REQUIREMENTS: Copy every line of the data in which the word "July" occurs.

ENTRIES:
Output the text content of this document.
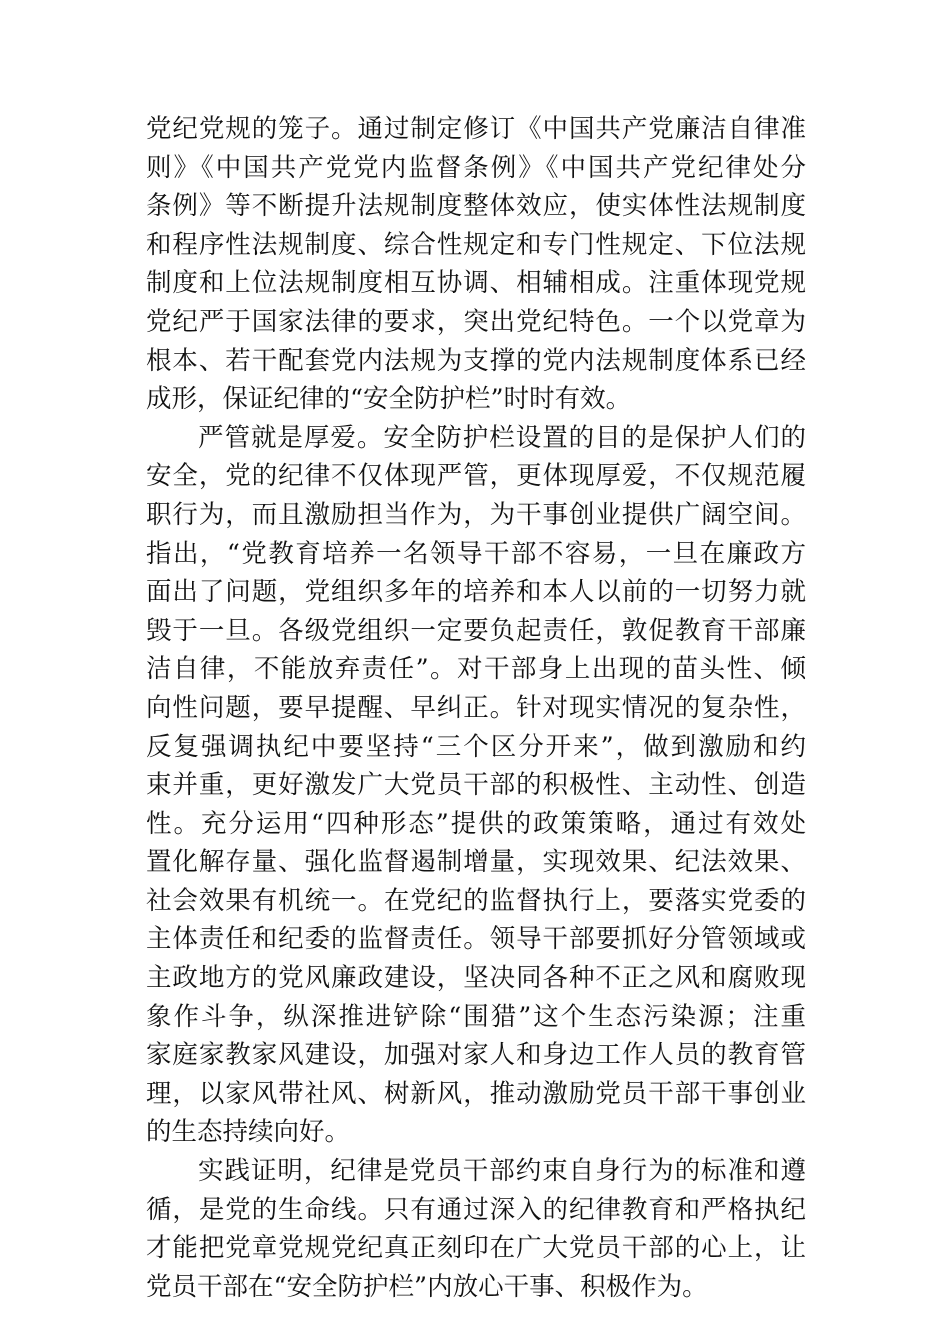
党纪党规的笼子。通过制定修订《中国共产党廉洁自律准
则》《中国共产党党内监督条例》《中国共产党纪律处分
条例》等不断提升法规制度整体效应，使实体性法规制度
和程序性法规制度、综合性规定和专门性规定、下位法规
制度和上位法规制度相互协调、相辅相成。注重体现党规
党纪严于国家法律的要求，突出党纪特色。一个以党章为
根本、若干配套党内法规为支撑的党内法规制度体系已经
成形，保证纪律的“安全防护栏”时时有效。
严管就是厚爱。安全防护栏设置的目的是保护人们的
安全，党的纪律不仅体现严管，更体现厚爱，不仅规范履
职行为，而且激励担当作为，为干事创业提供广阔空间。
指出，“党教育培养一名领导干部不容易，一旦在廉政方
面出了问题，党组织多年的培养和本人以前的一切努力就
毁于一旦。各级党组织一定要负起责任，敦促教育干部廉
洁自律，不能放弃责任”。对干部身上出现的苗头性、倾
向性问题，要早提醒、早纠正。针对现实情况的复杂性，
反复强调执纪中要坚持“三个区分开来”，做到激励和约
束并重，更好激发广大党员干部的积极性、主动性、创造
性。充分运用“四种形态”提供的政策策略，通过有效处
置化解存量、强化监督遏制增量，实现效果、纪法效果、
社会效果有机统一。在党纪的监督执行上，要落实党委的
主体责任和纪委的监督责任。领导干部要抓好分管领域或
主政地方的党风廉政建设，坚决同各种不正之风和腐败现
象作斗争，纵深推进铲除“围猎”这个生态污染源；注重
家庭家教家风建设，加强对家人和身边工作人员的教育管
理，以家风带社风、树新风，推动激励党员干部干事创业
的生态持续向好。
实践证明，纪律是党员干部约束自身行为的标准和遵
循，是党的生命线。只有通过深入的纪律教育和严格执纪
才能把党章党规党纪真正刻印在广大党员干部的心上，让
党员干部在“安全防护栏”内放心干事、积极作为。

...

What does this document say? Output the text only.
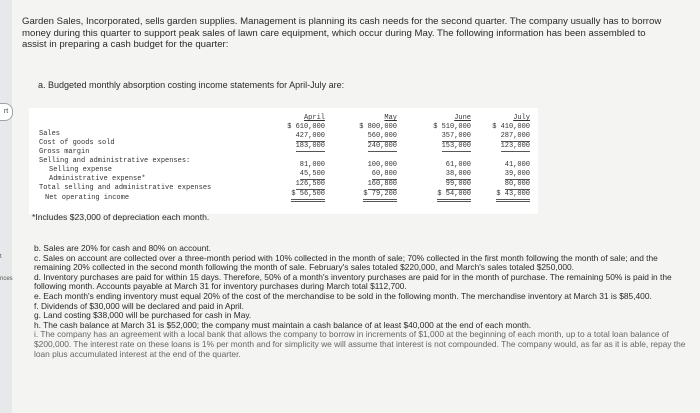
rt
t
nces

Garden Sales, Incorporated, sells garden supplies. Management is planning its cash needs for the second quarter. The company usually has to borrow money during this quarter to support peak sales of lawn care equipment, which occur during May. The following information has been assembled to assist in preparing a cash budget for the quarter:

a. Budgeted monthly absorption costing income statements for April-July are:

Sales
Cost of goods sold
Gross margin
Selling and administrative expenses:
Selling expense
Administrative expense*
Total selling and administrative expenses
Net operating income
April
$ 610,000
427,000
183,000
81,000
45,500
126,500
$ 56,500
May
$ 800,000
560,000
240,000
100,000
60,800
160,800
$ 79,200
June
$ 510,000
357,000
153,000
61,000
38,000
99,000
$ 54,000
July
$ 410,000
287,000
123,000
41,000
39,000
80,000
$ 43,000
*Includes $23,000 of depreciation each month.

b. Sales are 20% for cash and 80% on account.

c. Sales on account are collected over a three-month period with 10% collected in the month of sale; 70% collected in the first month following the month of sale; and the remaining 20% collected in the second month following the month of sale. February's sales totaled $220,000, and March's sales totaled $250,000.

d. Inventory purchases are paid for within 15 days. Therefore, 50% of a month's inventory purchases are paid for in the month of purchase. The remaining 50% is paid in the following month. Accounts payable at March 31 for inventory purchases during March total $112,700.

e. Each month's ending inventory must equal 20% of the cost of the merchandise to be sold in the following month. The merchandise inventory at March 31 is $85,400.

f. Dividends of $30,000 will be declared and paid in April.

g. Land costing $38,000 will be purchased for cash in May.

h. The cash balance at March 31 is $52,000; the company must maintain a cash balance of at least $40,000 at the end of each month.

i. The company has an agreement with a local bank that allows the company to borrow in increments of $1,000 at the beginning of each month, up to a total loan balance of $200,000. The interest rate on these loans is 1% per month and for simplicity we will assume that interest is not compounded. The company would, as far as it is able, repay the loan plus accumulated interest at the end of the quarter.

COMPLETE ANSWER:
a. Budgeted monthly absorption costing income statements for April-July are:
July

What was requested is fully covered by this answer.